WHAT IS EXPECTED: How many lines in these records hold the string "from"? Reply with the number alone.

• • • •

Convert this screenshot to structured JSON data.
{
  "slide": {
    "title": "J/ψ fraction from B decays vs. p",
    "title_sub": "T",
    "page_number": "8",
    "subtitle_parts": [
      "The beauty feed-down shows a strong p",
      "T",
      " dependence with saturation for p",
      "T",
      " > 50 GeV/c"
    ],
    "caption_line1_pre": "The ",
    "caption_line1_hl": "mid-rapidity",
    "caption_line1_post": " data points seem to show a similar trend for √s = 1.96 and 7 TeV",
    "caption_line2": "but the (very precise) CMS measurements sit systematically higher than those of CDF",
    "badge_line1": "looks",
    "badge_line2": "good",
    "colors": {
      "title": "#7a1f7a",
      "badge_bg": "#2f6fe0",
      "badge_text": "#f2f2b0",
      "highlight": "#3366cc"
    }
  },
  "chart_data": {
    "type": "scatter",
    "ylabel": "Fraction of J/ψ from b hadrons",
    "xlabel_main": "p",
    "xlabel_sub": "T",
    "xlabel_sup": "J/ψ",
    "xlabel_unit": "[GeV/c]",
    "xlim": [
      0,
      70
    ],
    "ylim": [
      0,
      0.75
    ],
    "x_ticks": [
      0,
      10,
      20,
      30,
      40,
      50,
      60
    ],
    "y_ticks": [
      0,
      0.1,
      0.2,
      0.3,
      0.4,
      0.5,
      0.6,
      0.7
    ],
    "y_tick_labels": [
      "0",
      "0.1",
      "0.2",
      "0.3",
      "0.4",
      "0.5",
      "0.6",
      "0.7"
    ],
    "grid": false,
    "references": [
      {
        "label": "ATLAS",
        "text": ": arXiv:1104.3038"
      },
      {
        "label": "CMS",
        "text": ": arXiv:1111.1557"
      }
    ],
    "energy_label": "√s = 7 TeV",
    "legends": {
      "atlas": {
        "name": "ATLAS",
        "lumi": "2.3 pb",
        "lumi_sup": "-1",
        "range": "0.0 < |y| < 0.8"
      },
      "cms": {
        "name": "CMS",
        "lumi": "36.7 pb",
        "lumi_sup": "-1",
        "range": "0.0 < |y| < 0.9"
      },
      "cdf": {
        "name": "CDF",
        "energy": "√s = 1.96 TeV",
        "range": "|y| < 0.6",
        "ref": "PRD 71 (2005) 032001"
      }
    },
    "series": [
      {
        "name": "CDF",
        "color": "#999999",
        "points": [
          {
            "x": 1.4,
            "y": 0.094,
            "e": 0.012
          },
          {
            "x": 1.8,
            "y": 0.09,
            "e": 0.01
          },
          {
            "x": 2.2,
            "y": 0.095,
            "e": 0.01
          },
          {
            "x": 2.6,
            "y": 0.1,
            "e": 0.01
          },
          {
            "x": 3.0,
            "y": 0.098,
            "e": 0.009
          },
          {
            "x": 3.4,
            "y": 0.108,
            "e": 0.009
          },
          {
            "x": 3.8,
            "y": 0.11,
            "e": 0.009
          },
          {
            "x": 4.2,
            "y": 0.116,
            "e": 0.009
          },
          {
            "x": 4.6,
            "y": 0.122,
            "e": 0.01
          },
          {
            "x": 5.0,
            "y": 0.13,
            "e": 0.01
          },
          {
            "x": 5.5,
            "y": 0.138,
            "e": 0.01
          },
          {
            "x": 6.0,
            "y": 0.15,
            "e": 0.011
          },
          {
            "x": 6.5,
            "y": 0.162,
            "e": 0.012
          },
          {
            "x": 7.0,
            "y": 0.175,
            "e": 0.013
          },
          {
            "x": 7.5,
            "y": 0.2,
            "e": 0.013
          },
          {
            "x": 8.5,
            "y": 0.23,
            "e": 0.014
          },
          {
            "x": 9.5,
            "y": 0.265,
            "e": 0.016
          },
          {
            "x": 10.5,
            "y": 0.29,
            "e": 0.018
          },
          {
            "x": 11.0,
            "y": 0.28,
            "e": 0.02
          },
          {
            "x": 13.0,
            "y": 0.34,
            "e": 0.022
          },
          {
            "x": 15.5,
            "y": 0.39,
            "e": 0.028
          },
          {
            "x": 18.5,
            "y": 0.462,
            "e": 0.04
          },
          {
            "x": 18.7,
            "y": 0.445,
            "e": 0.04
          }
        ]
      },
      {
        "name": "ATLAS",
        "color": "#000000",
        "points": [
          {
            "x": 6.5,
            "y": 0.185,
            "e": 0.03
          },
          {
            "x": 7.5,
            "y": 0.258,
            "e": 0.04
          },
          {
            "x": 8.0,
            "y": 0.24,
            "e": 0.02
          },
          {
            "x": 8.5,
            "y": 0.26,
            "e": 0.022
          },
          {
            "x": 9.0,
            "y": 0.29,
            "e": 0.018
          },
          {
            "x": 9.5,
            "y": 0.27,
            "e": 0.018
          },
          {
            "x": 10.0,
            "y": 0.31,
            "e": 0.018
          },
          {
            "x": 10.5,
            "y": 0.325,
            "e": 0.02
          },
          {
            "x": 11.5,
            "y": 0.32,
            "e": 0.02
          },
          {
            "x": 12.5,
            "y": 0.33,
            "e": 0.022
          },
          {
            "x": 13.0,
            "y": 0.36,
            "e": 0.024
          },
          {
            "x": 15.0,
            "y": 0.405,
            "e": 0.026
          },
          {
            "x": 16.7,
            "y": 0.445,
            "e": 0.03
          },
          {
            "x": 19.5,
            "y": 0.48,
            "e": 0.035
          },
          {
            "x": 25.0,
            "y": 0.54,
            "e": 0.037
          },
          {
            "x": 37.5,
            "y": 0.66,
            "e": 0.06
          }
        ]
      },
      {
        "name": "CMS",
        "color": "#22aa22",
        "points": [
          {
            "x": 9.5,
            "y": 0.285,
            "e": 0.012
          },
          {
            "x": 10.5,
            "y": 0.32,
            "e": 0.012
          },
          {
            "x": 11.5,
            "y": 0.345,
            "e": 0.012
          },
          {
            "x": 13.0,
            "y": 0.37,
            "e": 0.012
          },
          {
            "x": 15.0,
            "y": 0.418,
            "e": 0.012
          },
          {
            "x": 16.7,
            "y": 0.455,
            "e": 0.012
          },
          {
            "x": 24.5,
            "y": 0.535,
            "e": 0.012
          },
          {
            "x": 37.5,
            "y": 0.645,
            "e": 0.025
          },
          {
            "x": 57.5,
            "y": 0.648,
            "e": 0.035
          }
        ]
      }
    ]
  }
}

• • • •

FULL OUTPUT: 2